◆ **OBJECTIVE**
Determine how many lines include the string "name". Output that number only.

Extracted data entries
· · · · ·

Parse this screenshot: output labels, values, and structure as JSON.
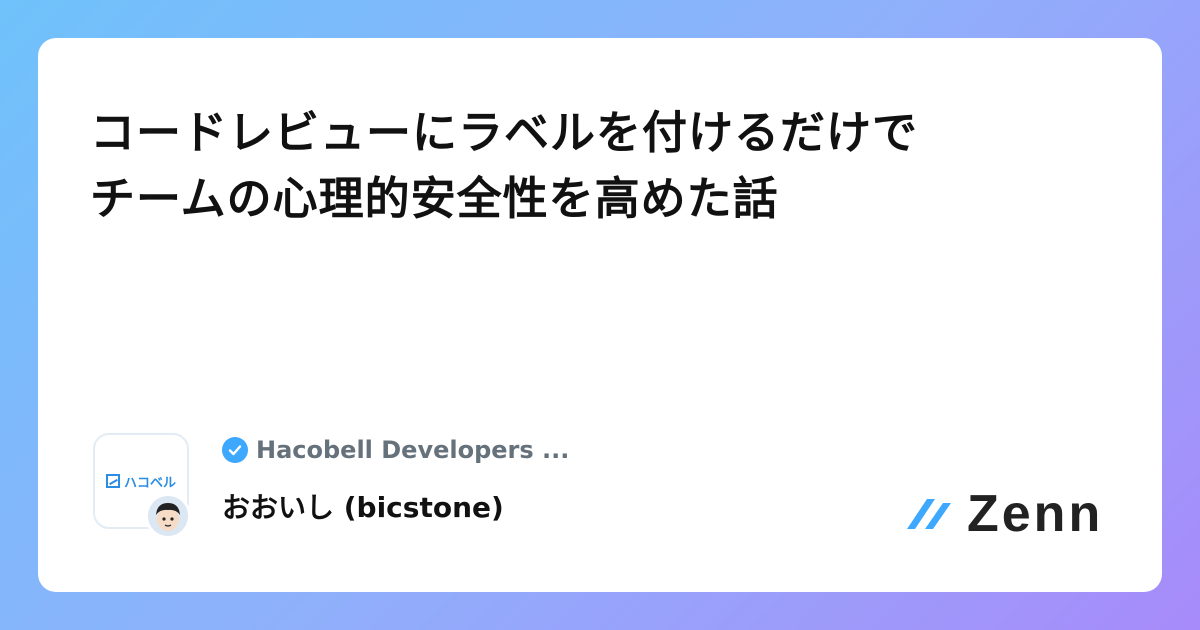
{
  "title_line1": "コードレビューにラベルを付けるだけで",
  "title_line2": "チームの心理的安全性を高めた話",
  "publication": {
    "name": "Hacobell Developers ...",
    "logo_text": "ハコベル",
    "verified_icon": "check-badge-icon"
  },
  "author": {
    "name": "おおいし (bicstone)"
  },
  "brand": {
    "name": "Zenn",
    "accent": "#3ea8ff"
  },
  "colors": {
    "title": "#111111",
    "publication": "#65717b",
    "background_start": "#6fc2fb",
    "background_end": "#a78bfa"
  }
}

· · · · ·

◆ **TASK OUTPUT**
3